**Task to carry out:**
Which lines in the records below contain the word "Offsetdruck"? Copy each one out.

**Listed records:**
----

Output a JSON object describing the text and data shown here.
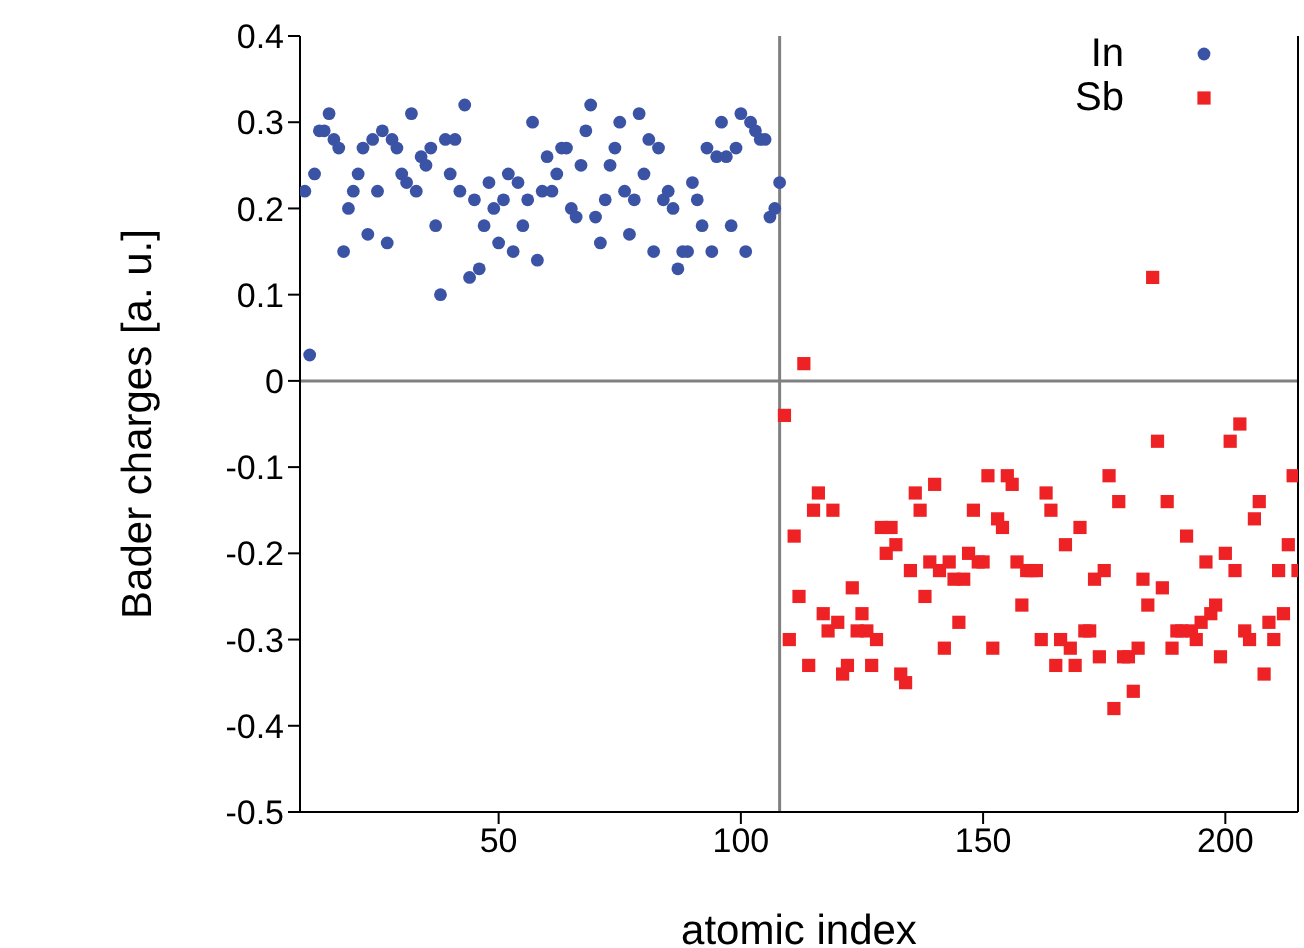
{
  "chart_data": {
    "type": "scatter",
    "xlabel": "atomic index",
    "ylabel": "Bader charges [a. u.]",
    "xlim": [
      9,
      215
    ],
    "xticks": [
      50,
      100,
      150,
      200
    ],
    "ylim": [
      -0.5,
      0.4
    ],
    "yticks": [
      -0.5,
      -0.4,
      -0.3,
      -0.2,
      -0.1,
      0,
      0.1,
      0.2,
      0.3,
      0.4
    ],
    "grid": false,
    "legend": "top right",
    "ref_lines": [
      {
        "axis": "x",
        "value": 108,
        "color": "#808080"
      },
      {
        "axis": "y",
        "value": 0,
        "color": "#808080"
      }
    ],
    "series": [
      {
        "name": "In",
        "color": "#3a53a4",
        "marker": "circle",
        "x": [
          10,
          11,
          12,
          13,
          14,
          15,
          16,
          17,
          18,
          19,
          20,
          21,
          22,
          23,
          24,
          25,
          26,
          27,
          28,
          29,
          30,
          31,
          32,
          33,
          34,
          35,
          36,
          37,
          38,
          39,
          40,
          41,
          42,
          43,
          44,
          45,
          46,
          47,
          48,
          49,
          50,
          51,
          52,
          53,
          54,
          55,
          56,
          57,
          58,
          59,
          60,
          61,
          62,
          63,
          64,
          65,
          66,
          67,
          68,
          69,
          70,
          71,
          72,
          73,
          74,
          75,
          76,
          77,
          78,
          79,
          80,
          81,
          82,
          83,
          84,
          85,
          86,
          87,
          88,
          89,
          90,
          91,
          92,
          93,
          94,
          95,
          96,
          97,
          98,
          99,
          100,
          101,
          102,
          103,
          104,
          105,
          106,
          107,
          108
        ],
        "values": [
          0.22,
          0.03,
          0.24,
          0.29,
          0.29,
          0.31,
          0.28,
          0.27,
          0.15,
          0.2,
          0.22,
          0.24,
          0.27,
          0.17,
          0.28,
          0.22,
          0.29,
          0.16,
          0.28,
          0.27,
          0.24,
          0.23,
          0.31,
          0.22,
          0.26,
          0.25,
          0.27,
          0.18,
          0.1,
          0.28,
          0.24,
          0.28,
          0.22,
          0.32,
          0.12,
          0.21,
          0.13,
          0.18,
          0.23,
          0.2,
          0.16,
          0.21,
          0.24,
          0.15,
          0.23,
          0.18,
          0.21,
          0.3,
          0.14,
          0.22,
          0.26,
          0.22,
          0.24,
          0.27,
          0.27,
          0.2,
          0.19,
          0.25,
          0.29,
          0.32,
          0.19,
          0.16,
          0.21,
          0.25,
          0.27,
          0.3,
          0.22,
          0.17,
          0.21,
          0.31,
          0.24,
          0.28,
          0.15,
          0.27,
          0.21,
          0.22,
          0.2,
          0.13,
          0.15,
          0.15,
          0.23,
          0.21,
          0.18,
          0.27,
          0.15,
          0.26,
          0.3,
          0.26,
          0.18,
          0.27,
          0.31,
          0.15,
          0.3,
          0.29,
          0.28,
          0.28,
          0.19,
          0.2,
          0.23
        ]
      },
      {
        "name": "Sb",
        "color": "#ee2224",
        "marker": "square",
        "x": [
          109,
          110,
          111,
          112,
          113,
          114,
          115,
          116,
          117,
          118,
          119,
          120,
          121,
          122,
          123,
          124,
          125,
          126,
          127,
          128,
          129,
          130,
          131,
          132,
          133,
          134,
          135,
          136,
          137,
          138,
          139,
          140,
          141,
          142,
          143,
          144,
          145,
          146,
          147,
          148,
          149,
          150,
          151,
          152,
          153,
          154,
          155,
          156,
          157,
          158,
          159,
          160,
          161,
          162,
          163,
          164,
          165,
          166,
          167,
          168,
          169,
          170,
          171,
          172,
          173,
          174,
          175,
          176,
          177,
          178,
          179,
          180,
          181,
          182,
          183,
          184,
          185,
          186,
          187,
          188,
          189,
          190,
          191,
          192,
          193,
          194,
          195,
          196,
          197,
          198,
          199,
          200,
          201,
          202,
          203,
          204,
          205,
          206,
          207,
          208,
          209,
          210,
          211,
          212,
          213,
          214,
          215
        ],
        "values": [
          -0.04,
          -0.3,
          -0.18,
          -0.25,
          0.02,
          -0.33,
          -0.15,
          -0.13,
          -0.27,
          -0.29,
          -0.15,
          -0.28,
          -0.34,
          -0.33,
          -0.24,
          -0.29,
          -0.27,
          -0.29,
          -0.33,
          -0.3,
          -0.17,
          -0.2,
          -0.17,
          -0.19,
          -0.34,
          -0.35,
          -0.22,
          -0.13,
          -0.15,
          -0.25,
          -0.21,
          -0.12,
          -0.22,
          -0.31,
          -0.21,
          -0.23,
          -0.28,
          -0.23,
          -0.2,
          -0.15,
          -0.21,
          -0.21,
          -0.11,
          -0.31,
          -0.16,
          -0.17,
          -0.11,
          -0.12,
          -0.21,
          -0.26,
          -0.22,
          -0.22,
          -0.22,
          -0.3,
          -0.13,
          -0.15,
          -0.33,
          -0.3,
          -0.19,
          -0.31,
          -0.33,
          -0.17,
          -0.29,
          -0.29,
          -0.23,
          -0.32,
          -0.22,
          -0.11,
          -0.38,
          -0.14,
          -0.32,
          -0.32,
          -0.36,
          -0.31,
          -0.23,
          -0.26,
          0.12,
          -0.07,
          -0.24,
          -0.14,
          -0.31,
          -0.29,
          -0.29,
          -0.18,
          -0.29,
          -0.3,
          -0.28,
          -0.21,
          -0.27,
          -0.26,
          -0.32,
          -0.2,
          -0.07,
          -0.22,
          -0.05,
          -0.29,
          -0.3,
          -0.16,
          -0.14,
          -0.34,
          -0.28,
          -0.3,
          -0.22,
          -0.27,
          -0.19,
          -0.11,
          -0.22
        ]
      }
    ]
  }
}
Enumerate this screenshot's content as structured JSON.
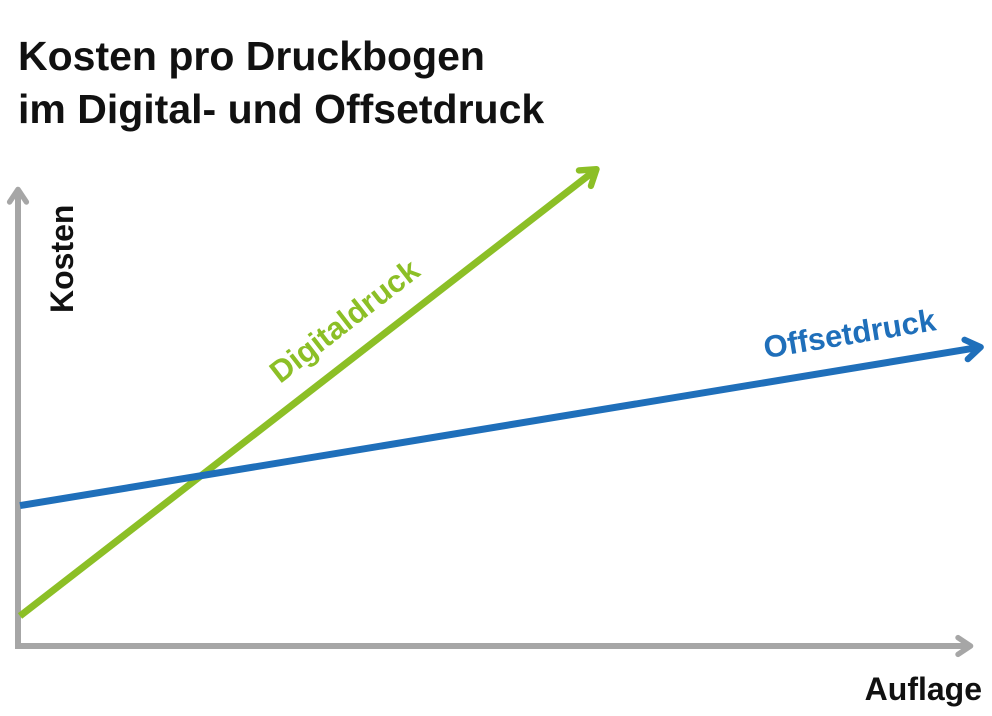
{
  "chart_data": {
    "type": "line",
    "title": [
      "Kosten pro Druckbogen",
      "im Digital- und Offsetdruck"
    ],
    "xlabel": "Auflage",
    "ylabel": "Kosten",
    "grid": false,
    "xlim": [
      0,
      100
    ],
    "ylim": [
      0,
      100
    ],
    "colors": {
      "axis": "#a6a6a6",
      "text": "#111111"
    },
    "series": [
      {
        "name": "Digitaldruck",
        "color": "#8cbf26",
        "x": [
          0,
          60
        ],
        "y": [
          5,
          98
        ]
      },
      {
        "name": "Offsetdruck",
        "color": "#1f6fba",
        "x": [
          0,
          100
        ],
        "y": [
          28,
          61
        ]
      }
    ]
  }
}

----

**Written response:**
      "im Digital- und Offsetdruck"
        "name": "Offsetdruck",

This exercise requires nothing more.